■ **Written task**
Collect every line that includes the string "horizontal".

■ **Data shown**
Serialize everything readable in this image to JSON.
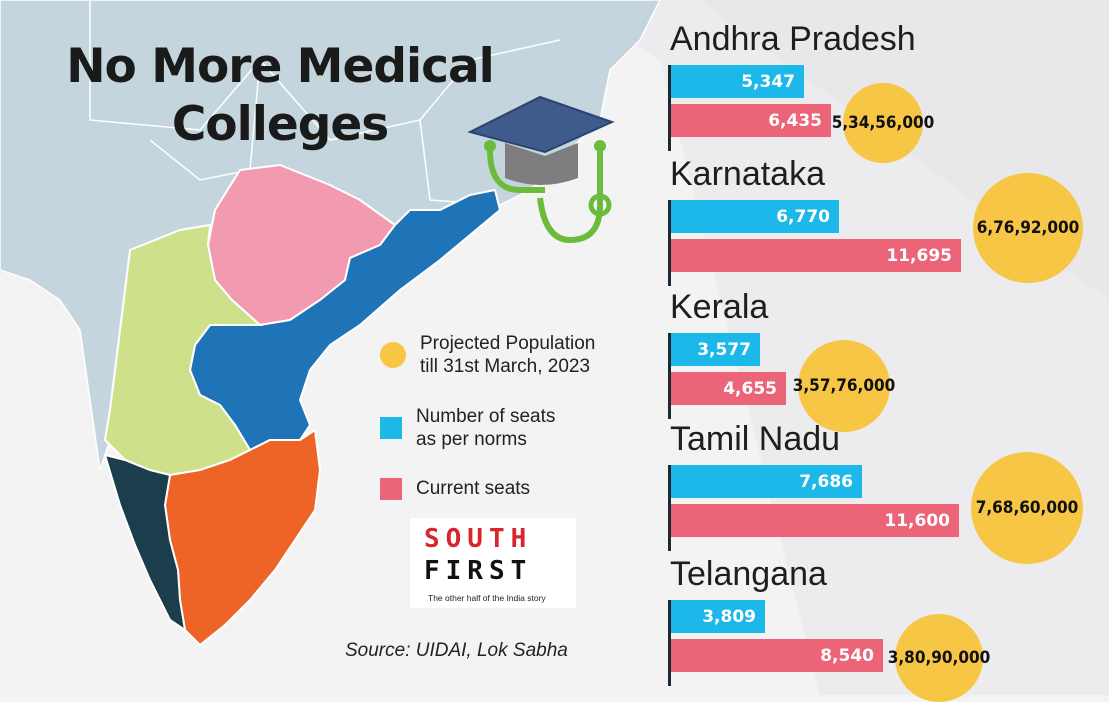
{
  "title_line1": "No More Medical",
  "title_line2": "Colleges",
  "legend": [
    {
      "label": "Projected Population\ntill 31st March, 2023",
      "color": "#f6c644",
      "shape": "circle"
    },
    {
      "label": "Number of seats\nas per norms",
      "color": "#1db8ea",
      "shape": "square"
    },
    {
      "label": "Current seats",
      "color": "#eb6478",
      "shape": "square"
    }
  ],
  "logo": {
    "line1": "SOUTH",
    "line2": "FIRST",
    "tagline": "The other half of the India story"
  },
  "source": "Source: UIDAI, Lok Sabha",
  "colors": {
    "norm": "#1db8ea",
    "current": "#eb6478",
    "population": "#f6c644",
    "andhra": "#1f73b7",
    "karnataka": "#cfe08b",
    "telangana": "#f29ab0",
    "tamil_nadu": "#ee6326",
    "kerala": "#1c3d4b"
  },
  "chart_data": {
    "type": "bar",
    "orientation": "horizontal",
    "categories": [
      "Andhra Pradesh",
      "Karnataka",
      "Kerala",
      "Tamil Nadu",
      "Telangana"
    ],
    "series": [
      {
        "name": "Number of seats as per norms",
        "values": [
          5347,
          6770,
          3577,
          7686,
          3809
        ],
        "labels": [
          "5,347",
          "6,770",
          "3,577",
          "7,686",
          "3,809"
        ]
      },
      {
        "name": "Current seats",
        "values": [
          6435,
          11695,
          4655,
          11600,
          8540
        ],
        "labels": [
          "6,435",
          "11,695",
          "4,655",
          "11,600",
          "8,540"
        ]
      }
    ],
    "population": {
      "name": "Projected Population till 31st March, 2023",
      "values": [
        53456000,
        67692000,
        35776000,
        76860000,
        38090000
      ],
      "labels": [
        "5,34,56,000",
        "6,76,92,000",
        "3,57,76,000",
        "7,68,60,000",
        "3,80,90,000"
      ]
    }
  }
}
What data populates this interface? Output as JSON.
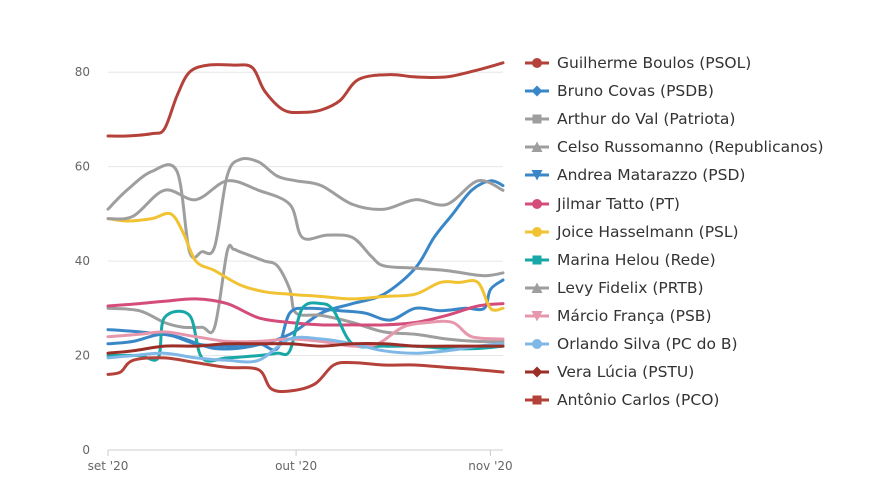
{
  "chart_data": {
    "type": "line",
    "x": [
      "set '20",
      "out '20",
      "nov '20"
    ],
    "xlim": [
      "2020-09-01",
      "2020-11-03"
    ],
    "ylim": [
      0,
      90
    ],
    "yticks": [
      0,
      20,
      40,
      60,
      80
    ],
    "xticks": [
      "set '20",
      "out '20",
      "nov '20"
    ],
    "grid": true,
    "legend_position": "right",
    "series": [
      {
        "name": "Guilherme Boulos (PSOL)",
        "color": "#b5423a",
        "marker": "circle",
        "x": [
          "2020-09-01",
          "2020-09-04",
          "2020-09-08",
          "2020-09-10",
          "2020-09-12",
          "2020-09-14",
          "2020-09-17",
          "2020-09-21",
          "2020-09-24",
          "2020-09-26",
          "2020-09-29",
          "2020-10-02",
          "2020-10-05",
          "2020-10-08",
          "2020-10-11",
          "2020-10-16",
          "2020-10-20",
          "2020-10-25",
          "2020-10-30",
          "2020-11-03"
        ],
        "y": [
          66.5,
          66.5,
          67,
          68,
          75,
          80,
          81.5,
          81.5,
          81,
          76,
          72,
          71.5,
          72,
          74,
          78.5,
          79.5,
          79,
          79,
          80.5,
          82
        ]
      },
      {
        "name": "Bruno Covas (PSDB)",
        "color": "#3a87c8",
        "marker": "diamond",
        "x": [
          "2020-09-01",
          "2020-09-06",
          "2020-09-12",
          "2020-09-18",
          "2020-09-24",
          "2020-09-30",
          "2020-10-05",
          "2020-10-10",
          "2020-10-15",
          "2020-10-20",
          "2020-10-23",
          "2020-10-26",
          "2020-10-29",
          "2020-11-01",
          "2020-11-03"
        ],
        "y": [
          25.5,
          25,
          24,
          21.5,
          22,
          24.5,
          29,
          31,
          33,
          38.5,
          45,
          50,
          55,
          57,
          56
        ]
      },
      {
        "name": "Arthur do Val (Patriota)",
        "color": "#9e9e9e",
        "marker": "square",
        "x": [
          "2020-09-01",
          "2020-09-06",
          "2020-09-10",
          "2020-09-13",
          "2020-09-16",
          "2020-09-18",
          "2020-09-20",
          "2020-09-21",
          "2020-09-22",
          "2020-09-24",
          "2020-09-26",
          "2020-09-28",
          "2020-09-30",
          "2020-10-01",
          "2020-10-05",
          "2020-10-10",
          "2020-10-15",
          "2020-10-20",
          "2020-10-25",
          "2020-10-30",
          "2020-11-03"
        ],
        "y": [
          30,
          29.5,
          27,
          26,
          26,
          26,
          42,
          42.5,
          42,
          41,
          40,
          39,
          34,
          29,
          28.5,
          27,
          25,
          24.5,
          23.5,
          23,
          23
        ]
      },
      {
        "name": "Celso Russomanno (Republicanos)",
        "color": "#9e9e9e",
        "marker": "triangle",
        "x": [
          "2020-09-01",
          "2020-09-04",
          "2020-09-08",
          "2020-09-12",
          "2020-09-14",
          "2020-09-16",
          "2020-09-18",
          "2020-09-20",
          "2020-09-22",
          "2020-09-25",
          "2020-09-28",
          "2020-10-01",
          "2020-10-05",
          "2020-10-10",
          "2020-10-15",
          "2020-10-20",
          "2020-10-25",
          "2020-10-30",
          "2020-11-03"
        ],
        "y": [
          51,
          55,
          59,
          59,
          42,
          42,
          43,
          58,
          61.5,
          61,
          58,
          57,
          56,
          52,
          51,
          53,
          52,
          57,
          55
        ]
      },
      {
        "name": "Andrea Matarazzo (PSD)",
        "color": "#3a87c8",
        "marker": "triangle-down",
        "x": [
          "2020-09-01",
          "2020-09-05",
          "2020-09-10",
          "2020-09-15",
          "2020-09-20",
          "2020-09-25",
          "2020-09-28",
          "2020-09-30",
          "2020-10-03",
          "2020-10-08",
          "2020-10-12",
          "2020-10-16",
          "2020-10-20",
          "2020-10-24",
          "2020-10-28",
          "2020-10-31",
          "2020-11-01",
          "2020-11-03"
        ],
        "y": [
          22.5,
          23,
          24.5,
          22.5,
          22,
          22.5,
          21.5,
          29,
          30,
          29.5,
          29,
          27.5,
          30,
          29.5,
          30,
          30,
          34,
          36
        ]
      },
      {
        "name": "Jilmar Tatto (PT)",
        "color": "#d44c7a",
        "marker": "circle",
        "x": [
          "2020-09-01",
          "2020-09-06",
          "2020-09-10",
          "2020-09-15",
          "2020-09-20",
          "2020-09-25",
          "2020-09-30",
          "2020-10-05",
          "2020-10-10",
          "2020-10-15",
          "2020-10-20",
          "2020-10-25",
          "2020-10-30",
          "2020-11-03"
        ],
        "y": [
          30.5,
          31,
          31.5,
          32,
          31,
          28,
          27,
          26.5,
          26.5,
          26.5,
          27,
          28.5,
          30.5,
          31
        ]
      },
      {
        "name": "Joice Hasselmann (PSL)",
        "color": "#f1c232",
        "marker": "circle",
        "x": [
          "2020-09-01",
          "2020-09-04",
          "2020-09-08",
          "2020-09-11",
          "2020-09-13",
          "2020-09-15",
          "2020-09-18",
          "2020-09-22",
          "2020-09-26",
          "2020-09-30",
          "2020-10-05",
          "2020-10-10",
          "2020-10-15",
          "2020-10-20",
          "2020-10-24",
          "2020-10-27",
          "2020-10-30",
          "2020-11-01",
          "2020-11-03"
        ],
        "y": [
          49,
          48.5,
          49,
          50,
          46,
          40,
          38,
          35,
          33.5,
          33,
          32.5,
          32,
          32.5,
          33,
          35.5,
          35.5,
          35.5,
          30,
          30
        ]
      },
      {
        "name": "Marina Helou (Rede)",
        "color": "#17a7a7",
        "marker": "square",
        "x": [
          "2020-09-01",
          "2020-09-06",
          "2020-09-09",
          "2020-09-10",
          "2020-09-14",
          "2020-09-16",
          "2020-09-20",
          "2020-09-25",
          "2020-09-28",
          "2020-09-30",
          "2020-10-02",
          "2020-10-05",
          "2020-10-07",
          "2020-10-10",
          "2020-10-15",
          "2020-10-20",
          "2020-10-25",
          "2020-10-30",
          "2020-11-03"
        ],
        "y": [
          20,
          20,
          19.5,
          28,
          28.5,
          19.5,
          19.5,
          20,
          20.5,
          21,
          30,
          31,
          29.5,
          22.5,
          22,
          22,
          21.5,
          21.5,
          22
        ]
      },
      {
        "name": "Levy Fidelix (PRTB)",
        "color": "#9e9e9e",
        "marker": "triangle",
        "x": [
          "2020-09-01",
          "2020-09-05",
          "2020-09-10",
          "2020-09-15",
          "2020-09-20",
          "2020-09-25",
          "2020-09-30",
          "2020-10-02",
          "2020-10-06",
          "2020-10-10",
          "2020-10-13",
          "2020-10-15",
          "2020-10-20",
          "2020-10-25",
          "2020-10-30",
          "2020-11-01",
          "2020-11-03"
        ],
        "y": [
          49,
          49.5,
          55,
          53,
          57,
          55,
          52,
          45,
          45.5,
          45,
          41,
          39,
          38.5,
          38,
          37,
          37,
          37.5
        ]
      },
      {
        "name": "Márcio França (PSB)",
        "color": "#e797ab",
        "marker": "triangle-down",
        "x": [
          "2020-09-01",
          "2020-09-06",
          "2020-09-10",
          "2020-09-15",
          "2020-09-20",
          "2020-09-25",
          "2020-09-30",
          "2020-10-05",
          "2020-10-10",
          "2020-10-14",
          "2020-10-18",
          "2020-10-22",
          "2020-10-26",
          "2020-10-29",
          "2020-11-03"
        ],
        "y": [
          24,
          24.5,
          25,
          24,
          23,
          23,
          23.5,
          23,
          22,
          22.5,
          26,
          27,
          27,
          24,
          23.5
        ]
      },
      {
        "name": "Orlando Silva (PC do B)",
        "color": "#7fb8e6",
        "marker": "circle",
        "x": [
          "2020-09-01",
          "2020-09-05",
          "2020-09-10",
          "2020-09-15",
          "2020-09-20",
          "2020-09-25",
          "2020-09-30",
          "2020-10-05",
          "2020-10-10",
          "2020-10-15",
          "2020-10-20",
          "2020-10-25",
          "2020-10-30",
          "2020-11-03"
        ],
        "y": [
          19.5,
          20,
          20.5,
          19.5,
          19,
          19,
          23.5,
          23.5,
          22.5,
          21,
          20.5,
          21,
          22,
          22.5
        ]
      },
      {
        "name": "Vera Lúcia (PSTU)",
        "color": "#9b2f28",
        "marker": "diamond",
        "x": [
          "2020-09-01",
          "2020-09-05",
          "2020-09-10",
          "2020-09-15",
          "2020-09-20",
          "2020-09-25",
          "2020-09-30",
          "2020-10-05",
          "2020-10-10",
          "2020-10-15",
          "2020-10-20",
          "2020-10-25",
          "2020-10-30",
          "2020-11-03"
        ],
        "y": [
          20.5,
          21,
          22,
          22,
          22.5,
          22.5,
          22.5,
          22,
          22.5,
          22.5,
          22,
          22,
          22,
          22
        ]
      },
      {
        "name": "Antônio Carlos (PCO)",
        "color": "#b5423a",
        "marker": "square",
        "x": [
          "2020-09-01",
          "2020-09-03",
          "2020-09-05",
          "2020-09-10",
          "2020-09-15",
          "2020-09-20",
          "2020-09-25",
          "2020-09-27",
          "2020-09-30",
          "2020-10-04",
          "2020-10-07",
          "2020-10-10",
          "2020-10-15",
          "2020-10-20",
          "2020-10-25",
          "2020-10-30",
          "2020-11-03"
        ],
        "y": [
          16,
          16.5,
          19,
          19.5,
          18.5,
          17.5,
          17,
          13,
          12.5,
          14,
          18,
          18.5,
          18,
          18,
          17.5,
          17,
          16.5
        ]
      }
    ]
  }
}
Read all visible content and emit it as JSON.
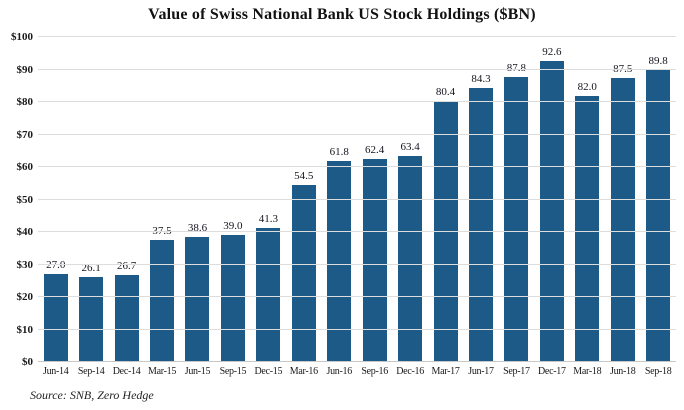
{
  "chart_data": {
    "type": "bar",
    "title": "Value of Swiss National Bank US Stock Holdings ($BN)",
    "categories": [
      "Jun-14",
      "Sep-14",
      "Dec-14",
      "Mar-15",
      "Jun-15",
      "Sep-15",
      "Dec-15",
      "Mar-16",
      "Jun-16",
      "Sep-16",
      "Dec-16",
      "Mar-17",
      "Jun-17",
      "Sep-17",
      "Dec-17",
      "Mar-18",
      "Jun-18",
      "Sep-18"
    ],
    "values": [
      27.0,
      26.1,
      26.7,
      37.5,
      38.6,
      39.0,
      41.3,
      54.5,
      61.8,
      62.4,
      63.4,
      80.4,
      84.3,
      87.8,
      92.6,
      82.0,
      87.5,
      89.8
    ],
    "value_labels": [
      "27.0",
      "26.1",
      "26.7",
      "37.5",
      "38.6",
      "39.0",
      "41.3",
      "54.5",
      "61.8",
      "62.4",
      "63.4",
      "80.4",
      "84.3",
      "87.8",
      "92.6",
      "82.0",
      "87.5",
      "89.8"
    ],
    "xlabel": "",
    "ylabel": "",
    "y_axis": {
      "min": 0,
      "max": 100,
      "step": 10,
      "tick_labels": [
        "$0",
        "$10",
        "$20",
        "$30",
        "$40",
        "$50",
        "$60",
        "$70",
        "$80",
        "$90",
        "$100"
      ]
    },
    "grid": "horizontal",
    "legend": "none",
    "bar_color": "#1e5a87",
    "source": "Source: SNB, Zero Hedge"
  }
}
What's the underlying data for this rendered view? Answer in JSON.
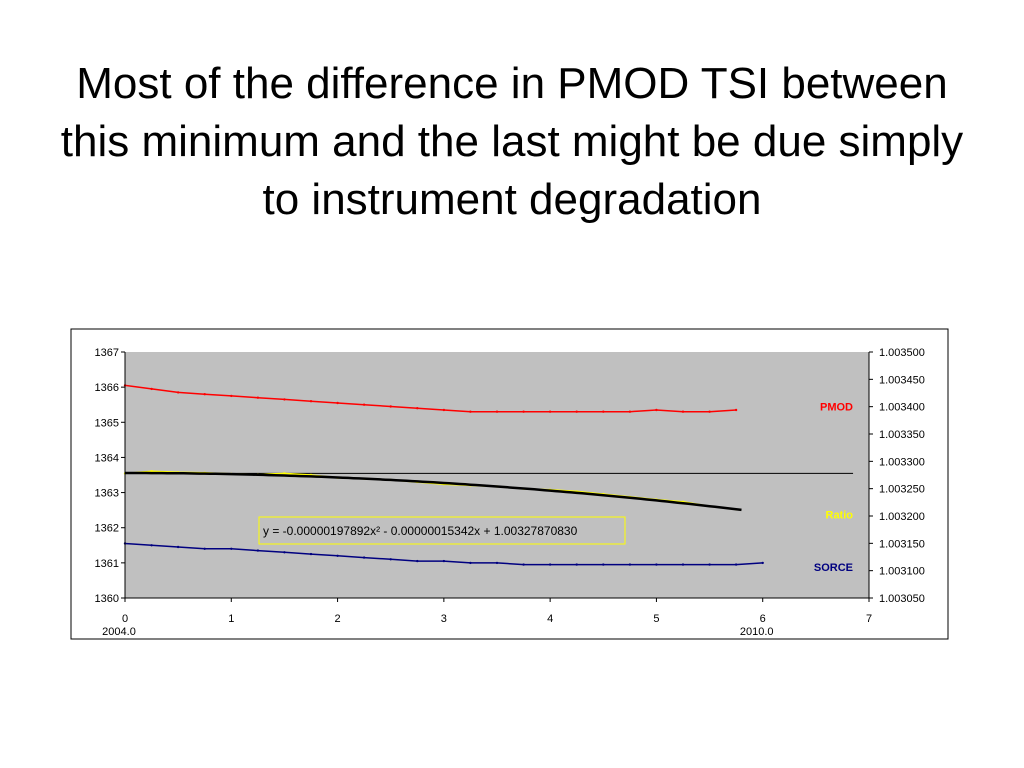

■ **Full response**
    "orientation": "horizontal",
    "grid": "horizontal",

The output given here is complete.